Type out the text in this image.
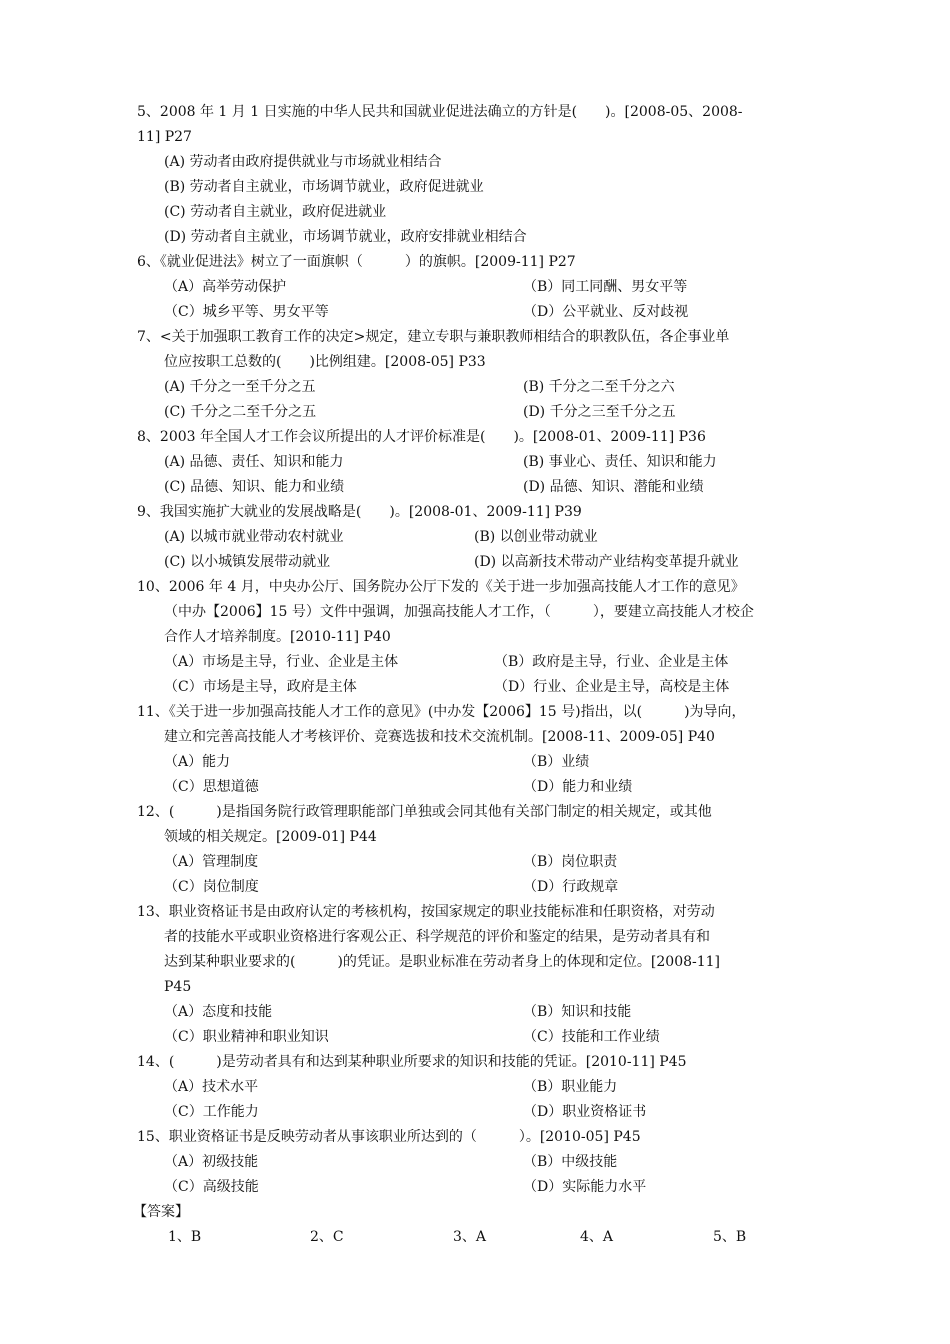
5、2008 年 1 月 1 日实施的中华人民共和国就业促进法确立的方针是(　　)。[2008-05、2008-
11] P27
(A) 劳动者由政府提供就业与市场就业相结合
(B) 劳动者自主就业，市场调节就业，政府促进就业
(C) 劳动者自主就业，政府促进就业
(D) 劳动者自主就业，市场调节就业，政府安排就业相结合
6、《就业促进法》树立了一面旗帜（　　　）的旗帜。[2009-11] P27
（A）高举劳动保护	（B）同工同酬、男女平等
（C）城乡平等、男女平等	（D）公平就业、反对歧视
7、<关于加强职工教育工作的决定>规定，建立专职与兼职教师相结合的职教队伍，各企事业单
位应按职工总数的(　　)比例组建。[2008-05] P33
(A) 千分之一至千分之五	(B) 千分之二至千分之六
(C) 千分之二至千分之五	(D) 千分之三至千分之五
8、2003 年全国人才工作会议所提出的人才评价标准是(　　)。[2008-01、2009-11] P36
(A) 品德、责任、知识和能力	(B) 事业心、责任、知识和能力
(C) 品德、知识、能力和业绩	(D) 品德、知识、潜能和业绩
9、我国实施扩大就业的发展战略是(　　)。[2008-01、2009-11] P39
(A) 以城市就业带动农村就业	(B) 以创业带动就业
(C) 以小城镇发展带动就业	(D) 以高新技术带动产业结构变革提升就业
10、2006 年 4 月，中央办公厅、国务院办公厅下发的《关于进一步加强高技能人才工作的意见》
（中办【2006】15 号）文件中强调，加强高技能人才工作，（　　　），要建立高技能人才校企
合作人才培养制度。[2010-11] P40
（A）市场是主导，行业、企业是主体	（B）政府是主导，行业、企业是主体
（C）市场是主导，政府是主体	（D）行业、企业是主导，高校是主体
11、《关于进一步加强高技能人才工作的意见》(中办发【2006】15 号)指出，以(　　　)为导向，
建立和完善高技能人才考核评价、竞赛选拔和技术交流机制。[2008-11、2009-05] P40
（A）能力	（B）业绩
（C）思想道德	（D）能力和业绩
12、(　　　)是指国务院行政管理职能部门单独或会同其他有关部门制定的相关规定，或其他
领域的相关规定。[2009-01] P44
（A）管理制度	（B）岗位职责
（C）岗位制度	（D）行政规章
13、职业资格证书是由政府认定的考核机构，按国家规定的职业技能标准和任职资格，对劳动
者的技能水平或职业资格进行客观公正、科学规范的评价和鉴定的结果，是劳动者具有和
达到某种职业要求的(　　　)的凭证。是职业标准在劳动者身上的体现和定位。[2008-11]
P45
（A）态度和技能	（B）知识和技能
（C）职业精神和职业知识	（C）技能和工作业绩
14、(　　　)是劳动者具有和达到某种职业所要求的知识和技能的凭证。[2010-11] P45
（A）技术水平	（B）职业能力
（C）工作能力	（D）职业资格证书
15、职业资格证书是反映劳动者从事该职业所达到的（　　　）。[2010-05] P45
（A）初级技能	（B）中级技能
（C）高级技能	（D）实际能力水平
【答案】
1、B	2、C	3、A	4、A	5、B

* [Exercise aim] Looking at the records above, count the lines where the word "关于进一步加强高技能人才工作的意见" appears. State only the number.

* [Answer in full] 2